Problem:
Search the material and gather each line with "càng" in it.

Provided data:
________________

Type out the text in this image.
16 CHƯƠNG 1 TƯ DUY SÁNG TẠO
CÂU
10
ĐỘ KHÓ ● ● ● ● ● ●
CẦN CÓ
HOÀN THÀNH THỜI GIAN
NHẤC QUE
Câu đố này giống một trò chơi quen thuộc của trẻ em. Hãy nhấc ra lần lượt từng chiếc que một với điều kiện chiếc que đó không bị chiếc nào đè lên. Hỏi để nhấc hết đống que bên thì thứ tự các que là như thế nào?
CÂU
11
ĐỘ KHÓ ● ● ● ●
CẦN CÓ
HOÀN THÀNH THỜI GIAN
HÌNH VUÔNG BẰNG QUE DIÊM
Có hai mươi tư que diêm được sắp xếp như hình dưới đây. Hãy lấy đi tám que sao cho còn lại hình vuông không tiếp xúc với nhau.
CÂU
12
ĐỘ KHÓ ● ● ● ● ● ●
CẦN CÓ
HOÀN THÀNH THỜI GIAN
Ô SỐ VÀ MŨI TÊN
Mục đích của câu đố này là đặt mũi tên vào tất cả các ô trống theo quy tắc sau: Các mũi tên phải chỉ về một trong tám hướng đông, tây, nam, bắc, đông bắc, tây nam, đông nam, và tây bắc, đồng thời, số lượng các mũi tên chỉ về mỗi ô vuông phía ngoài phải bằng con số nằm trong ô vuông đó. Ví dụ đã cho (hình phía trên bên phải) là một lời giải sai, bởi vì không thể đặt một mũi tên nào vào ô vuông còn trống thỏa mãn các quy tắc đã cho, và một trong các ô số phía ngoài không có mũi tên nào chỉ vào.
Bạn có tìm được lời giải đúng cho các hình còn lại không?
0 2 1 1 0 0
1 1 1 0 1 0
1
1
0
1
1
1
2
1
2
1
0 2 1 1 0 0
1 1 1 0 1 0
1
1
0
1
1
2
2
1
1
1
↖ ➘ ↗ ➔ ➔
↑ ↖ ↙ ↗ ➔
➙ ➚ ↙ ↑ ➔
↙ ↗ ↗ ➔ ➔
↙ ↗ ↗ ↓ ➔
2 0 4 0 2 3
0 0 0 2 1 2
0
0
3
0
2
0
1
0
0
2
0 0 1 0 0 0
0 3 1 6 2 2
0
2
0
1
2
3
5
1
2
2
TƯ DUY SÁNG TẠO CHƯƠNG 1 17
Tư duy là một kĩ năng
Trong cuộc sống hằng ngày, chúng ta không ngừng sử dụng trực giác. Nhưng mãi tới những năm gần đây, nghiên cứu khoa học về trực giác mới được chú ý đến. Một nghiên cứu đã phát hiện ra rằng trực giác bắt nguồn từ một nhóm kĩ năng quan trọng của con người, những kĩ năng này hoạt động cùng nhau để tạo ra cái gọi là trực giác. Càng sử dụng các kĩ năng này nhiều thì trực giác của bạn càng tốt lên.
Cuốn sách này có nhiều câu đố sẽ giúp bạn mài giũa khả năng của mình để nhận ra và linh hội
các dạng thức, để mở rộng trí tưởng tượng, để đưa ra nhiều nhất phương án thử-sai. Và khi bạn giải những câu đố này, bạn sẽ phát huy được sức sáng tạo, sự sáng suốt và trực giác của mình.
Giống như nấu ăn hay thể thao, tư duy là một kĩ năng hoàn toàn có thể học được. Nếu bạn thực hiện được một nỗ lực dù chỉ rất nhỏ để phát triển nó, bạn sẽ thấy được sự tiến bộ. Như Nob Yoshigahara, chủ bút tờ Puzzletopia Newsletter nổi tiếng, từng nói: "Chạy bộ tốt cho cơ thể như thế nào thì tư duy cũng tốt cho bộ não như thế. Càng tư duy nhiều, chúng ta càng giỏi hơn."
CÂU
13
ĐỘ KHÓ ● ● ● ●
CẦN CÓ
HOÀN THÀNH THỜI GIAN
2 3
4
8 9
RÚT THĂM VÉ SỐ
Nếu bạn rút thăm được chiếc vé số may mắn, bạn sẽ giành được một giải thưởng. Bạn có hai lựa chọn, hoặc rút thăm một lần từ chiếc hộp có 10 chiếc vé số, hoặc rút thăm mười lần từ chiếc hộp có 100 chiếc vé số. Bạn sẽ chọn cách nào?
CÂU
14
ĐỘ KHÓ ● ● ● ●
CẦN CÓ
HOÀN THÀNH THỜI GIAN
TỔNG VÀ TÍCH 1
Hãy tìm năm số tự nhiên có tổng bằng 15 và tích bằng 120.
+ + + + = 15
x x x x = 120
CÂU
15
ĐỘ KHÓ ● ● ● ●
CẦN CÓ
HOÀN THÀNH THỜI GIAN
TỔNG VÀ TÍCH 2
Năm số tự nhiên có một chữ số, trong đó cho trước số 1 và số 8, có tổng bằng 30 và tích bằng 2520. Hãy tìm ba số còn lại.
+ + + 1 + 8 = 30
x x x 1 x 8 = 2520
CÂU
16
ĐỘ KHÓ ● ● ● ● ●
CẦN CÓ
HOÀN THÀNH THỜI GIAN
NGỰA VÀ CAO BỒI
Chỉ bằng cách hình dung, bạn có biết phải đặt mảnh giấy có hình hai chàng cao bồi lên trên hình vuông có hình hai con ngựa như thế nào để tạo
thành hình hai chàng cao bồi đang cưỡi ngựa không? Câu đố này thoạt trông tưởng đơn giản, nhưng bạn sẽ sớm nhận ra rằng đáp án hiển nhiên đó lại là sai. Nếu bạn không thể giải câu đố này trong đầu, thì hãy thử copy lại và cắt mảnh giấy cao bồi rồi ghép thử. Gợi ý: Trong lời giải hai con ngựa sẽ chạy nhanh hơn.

________________

Exercise answer:
Trong cuộc sống hằng ngày, chúng ta không ngừng sử dụng trực giác. Nhưng mãi tới những năm gần đây, nghiên cứu khoa học về trực giác mới được chú ý đến. Một nghiên cứu đã phát hiện ra rằng trực giác bắt nguồn từ một nhóm kĩ năng quan trọng của con người, những kĩ năng này hoạt động cùng nhau để tạo ra cái gọi là trực giác. Càng sử dụng các kĩ năng này nhiều thì trực giác của bạn càng tốt lên.
Giống như nấu ăn hay thể thao, tư duy là một kĩ năng hoàn toàn có thể học được. Nếu bạn thực hiện được một nỗ lực dù chỉ rất nhỏ để phát triển nó, bạn sẽ thấy được sự tiến bộ. Như Nob Yoshigahara, chủ bút tờ Puzzletopia Newsletter nổi tiếng, từng nói: "Chạy bộ tốt cho cơ thể như thế nào thì tư duy cũng tốt cho bộ não như thế. Càng tư duy nhiều, chúng ta càng giỏi hơn."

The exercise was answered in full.